• _Enunciado_: Expresse como tabela Markdown, com as colunas Número e Entrada, as linhas do material que começam na linha com "reverse-gene-label: SLG_10740 [363,104,419,115]" e seguem até a linha com "axis-tick-label: 1170 kbp [389,374,413,380]", ambas incluídas. Deixe de fora as linhas em branco.
========================================
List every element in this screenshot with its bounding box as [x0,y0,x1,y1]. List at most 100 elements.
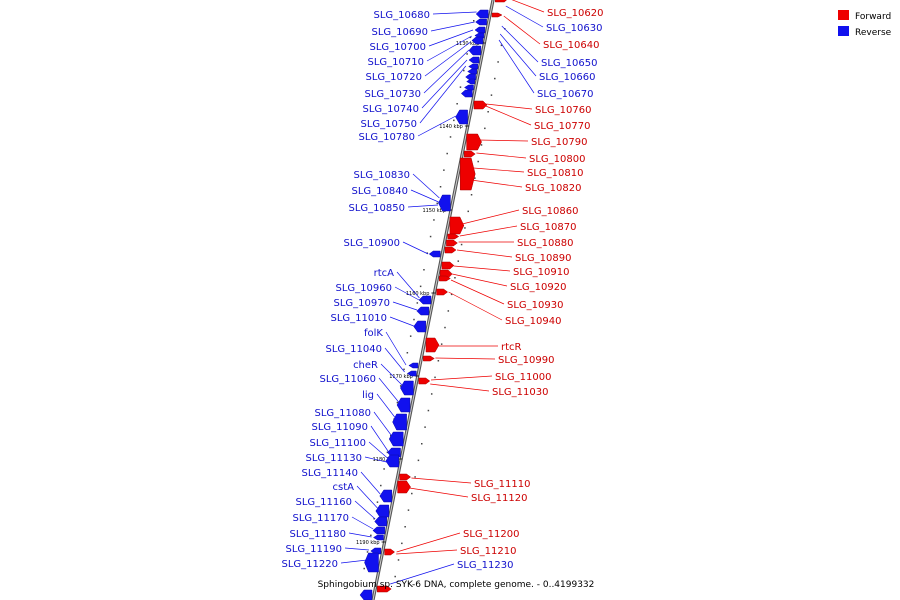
reverse-gene-label: SLG_10740 [363,104,419,115]
forward-label-leader [396,549,458,555]
axis-dot [417,459,420,462]
axis-dot [467,210,469,213]
reverse-label-leader [354,500,376,520]
reverse-gene-feature [375,504,390,518]
axis-tick-label: 1170 kbp [389,374,413,380]
axis-dot [443,169,445,171]
axis-dot [456,103,458,105]
forward-label-leader [462,209,520,225]
forward-gene-label: SLG_11120 [471,493,527,504]
reverse-label-leader [360,471,381,495]
forward-gene-label: SLG_11210 [460,546,516,557]
reverse-gene-label: SLG_10830 [354,170,410,181]
axis-dot [363,567,365,570]
axis-dot [403,368,405,371]
reverse-label-leader [394,286,420,301]
axis-tick-label: 1140 kbp [439,124,463,130]
forward-label-leader [396,532,461,553]
forward-gene-label: SLG_11230 [457,560,513,571]
reverse-label-leader [385,331,407,366]
reverse-gene-label: SLG_11190 [286,544,342,555]
axis-dot [423,269,425,271]
forward-label-leader [501,25,539,63]
forward-gene-label: SLG_11030 [492,387,548,398]
forward-gene-feature [495,0,507,3]
reverse-gene-feature [374,516,387,527]
reverse-gene-label: SLG_10700 [370,42,426,53]
axis-dot [376,501,379,503]
reverse-gene-feature [359,589,373,600]
reverse-gene-feature [471,36,484,45]
reverse-label-leader [432,11,477,15]
reverse-label-leader [340,559,368,564]
forward-gene-label: SLG_11200 [463,529,519,540]
axis-tick-label: 1160 kbp [406,291,430,297]
reverse-gene-label: SLG_11160 [296,497,352,508]
axis-dot [469,36,472,39]
reverse-gene-feature [396,397,411,413]
reverse-gene-label: SLG_10710 [368,57,424,68]
reverse-gene-label: SLG_10680 [374,10,430,21]
forward-label-leader [498,39,535,94]
reverse-gene-feature [468,45,482,56]
axis-dot [444,326,446,329]
forward-label-leader [430,383,490,392]
forward-label-leader [409,487,469,498]
reverse-gene-feature [467,68,477,75]
reverse-label-leader [421,59,468,109]
reverse-gene-feature [379,489,393,503]
axis-dot [380,484,382,487]
reverse-label-leader [412,173,440,199]
axis-tick-label: 1190 kbp [356,540,380,546]
reverse-gene-feature [372,526,386,535]
forward-gene-label: SLG_10760 [535,105,591,116]
axis-dot [414,476,416,478]
forward-label-leader [390,563,455,585]
axis-dot [439,186,442,188]
reverse-gene-label: SLG_10750 [361,119,417,130]
reverse-gene-feature [408,362,419,369]
forward-gene-feature [423,355,435,362]
forward-gene-label: SLG_10630 [546,23,602,34]
legend: Forward Reverse [838,10,892,38]
reverse-label-leader [344,547,370,551]
forward-gene-feature [491,12,503,18]
reverse-gene-feature [385,454,400,468]
reverse-label-leader [407,204,439,208]
forward-gene-label: SLG_10810 [527,168,583,179]
axis-dot [434,376,436,379]
axis-dot [429,235,432,238]
axis-dot [437,360,440,362]
reverse-label-leader [417,115,456,137]
forward-label-leader [435,357,496,360]
reverse-label-leader [368,441,388,459]
forward-gene-feature [376,585,392,593]
reverse-gene-feature [428,250,441,258]
forward-gene-feature [447,233,460,240]
forward-label-leader [505,5,544,28]
reverse-gene-feature [468,56,480,64]
forward-gene-label: SLG_10940 [505,316,561,327]
axis-dot [473,20,475,22]
forward-gene-feature [441,261,455,270]
axis-dot [474,177,476,179]
reverse-gene-feature [455,109,468,125]
reverse-gene-label: SLG_11140 [302,468,358,479]
axis-dot [470,194,473,196]
reverse-gene-label: SLG_10780 [359,132,415,143]
forward-label-leader [452,273,508,287]
axis-dot [394,575,396,578]
forward-gene-feature [446,239,458,247]
reverse-gene-feature [416,306,430,316]
axis-dot [464,227,466,229]
forward-gene-label: SLG_10790 [531,137,587,148]
axis-dot [373,518,375,520]
axis-dot [449,136,452,138]
legend-label-forward: Forward [855,12,891,22]
forward-label-leader [470,179,523,188]
reverse-gene-feature [406,370,417,377]
forward-gene-feature [473,100,488,110]
forward-gene-label: SLG_10890 [515,253,571,264]
reverse-gene-label: SLG_10960 [336,283,392,294]
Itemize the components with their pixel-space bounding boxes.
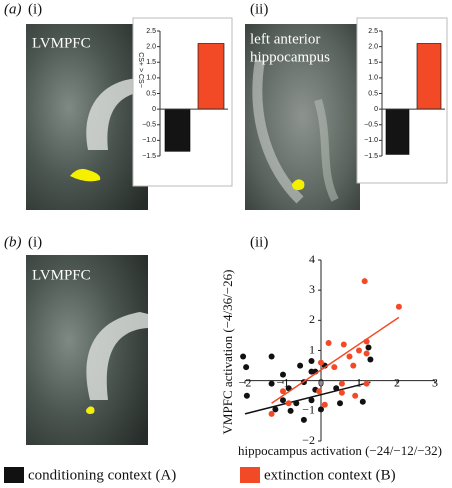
point xyxy=(268,410,275,417)
point xyxy=(346,353,353,360)
y-tick-label: −1.5 xyxy=(142,153,156,160)
y-tick-label: 3 xyxy=(309,282,315,296)
point xyxy=(318,406,324,413)
trend-line xyxy=(244,381,371,415)
x-tick-label: −2 xyxy=(239,375,252,389)
point xyxy=(338,389,345,396)
panel-label: (ii) xyxy=(250,234,268,250)
point xyxy=(395,303,402,310)
point xyxy=(280,388,286,395)
point xyxy=(352,392,359,399)
point xyxy=(337,400,343,407)
panel-label: (ii) xyxy=(250,1,268,17)
bar xyxy=(164,108,191,152)
point xyxy=(316,388,323,395)
point xyxy=(268,380,275,387)
point xyxy=(300,416,307,423)
x-tick-label: 3 xyxy=(432,375,438,389)
y-tick-label: 1.0 xyxy=(368,75,378,82)
y-axis-label: VMPFC activation (−4/36/−26) xyxy=(220,270,235,435)
bar xyxy=(385,108,410,155)
panel-label: (i) xyxy=(28,234,42,250)
y-tick-label: −2 xyxy=(302,433,315,447)
y-tick-label: 2 xyxy=(309,312,315,326)
y-tick-label: −0.5 xyxy=(142,122,156,129)
x-axis-label: hippocampus activation (−24/−12/−32) xyxy=(238,443,442,458)
point xyxy=(308,368,315,375)
y-tick-label: 0.5 xyxy=(368,90,378,97)
y-tick-label: 1.0 xyxy=(146,75,156,82)
legend-swatch xyxy=(4,467,24,483)
panel-label: (b) xyxy=(4,234,22,250)
point xyxy=(243,392,250,399)
point xyxy=(268,353,275,360)
point xyxy=(285,385,292,392)
point xyxy=(365,344,372,351)
y-tick-label: 1.5 xyxy=(146,59,156,66)
point xyxy=(321,401,328,408)
y-tick-label: 0 xyxy=(152,106,156,113)
point xyxy=(340,341,347,348)
point xyxy=(272,406,279,413)
region-label: LVMPFC xyxy=(32,35,91,51)
point xyxy=(361,278,368,285)
point xyxy=(356,347,362,354)
point xyxy=(308,358,315,365)
y-tick-label: 0.5 xyxy=(146,90,156,97)
point xyxy=(308,397,315,404)
y-tick-label: 2.0 xyxy=(146,43,156,50)
y-axis-label: CS+ > CS− xyxy=(137,52,144,88)
brain-image xyxy=(26,24,148,210)
point xyxy=(350,362,357,369)
region-label: LVMPFC xyxy=(32,267,91,283)
region-label: hippocampus xyxy=(250,49,330,65)
panel-label: (a) xyxy=(4,1,22,17)
point xyxy=(280,397,286,404)
point xyxy=(240,353,247,360)
y-tick-label: −1.0 xyxy=(142,137,156,144)
panel-label: (i) xyxy=(28,1,42,17)
y-tick-label: 2.5 xyxy=(368,28,378,35)
point xyxy=(280,371,286,378)
point xyxy=(297,362,304,369)
legend-label: extinction context (B) xyxy=(264,467,396,483)
y-tick-label: 1 xyxy=(309,342,315,356)
point xyxy=(331,364,338,371)
point xyxy=(363,380,370,387)
x-tick-label: 1 xyxy=(356,375,362,389)
x-tick-label: 2 xyxy=(394,375,400,389)
brain-image xyxy=(26,255,148,445)
bar xyxy=(416,43,442,110)
point xyxy=(363,350,370,357)
point xyxy=(243,364,250,371)
bar xyxy=(197,43,225,110)
point xyxy=(318,359,324,366)
brain-image xyxy=(245,24,360,210)
point xyxy=(338,380,345,387)
point xyxy=(367,356,374,363)
legend-label: conditioning context (A) xyxy=(28,467,176,483)
y-tick-label: 2.0 xyxy=(368,43,378,50)
legend-swatch xyxy=(240,467,260,483)
point xyxy=(287,407,294,414)
y-tick-label: 0 xyxy=(374,106,378,113)
y-tick-label: −1.5 xyxy=(364,153,378,160)
trend-line xyxy=(271,316,400,404)
point xyxy=(325,339,332,346)
y-tick-label: 4 xyxy=(309,252,315,266)
point xyxy=(359,398,366,405)
x-tick-label: 0 xyxy=(318,375,324,389)
point xyxy=(285,400,292,407)
y-tick-label: −0.5 xyxy=(364,122,378,129)
y-tick-label: −1.0 xyxy=(364,137,378,144)
region-label: left anterior xyxy=(250,31,320,47)
y-tick-label: 1.5 xyxy=(368,59,378,66)
y-tick-label: −1 xyxy=(302,403,315,417)
y-tick-label: 2.5 xyxy=(146,28,156,35)
x-tick-label: −1 xyxy=(277,375,290,389)
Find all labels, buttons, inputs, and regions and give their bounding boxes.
========================================
• _Resposta esperada_:
| Número | Entrada |
|---|---|
| 1 | reverse-gene-label: SLG_10740 [363,104,419,115] |
| 2 | forward-label-leader [396,549,458,555] |
| 3 | axis-dot [417,459,420,462] |
| 4 | axis-dot [467,210,469,213] |
| 5 | reverse-label-leader [354,500,376,520] |
| 6 | reverse-gene-feature [375,504,390,518] |
| 7 | axis-tick-label: 1170 kbp [389,374,413,380] |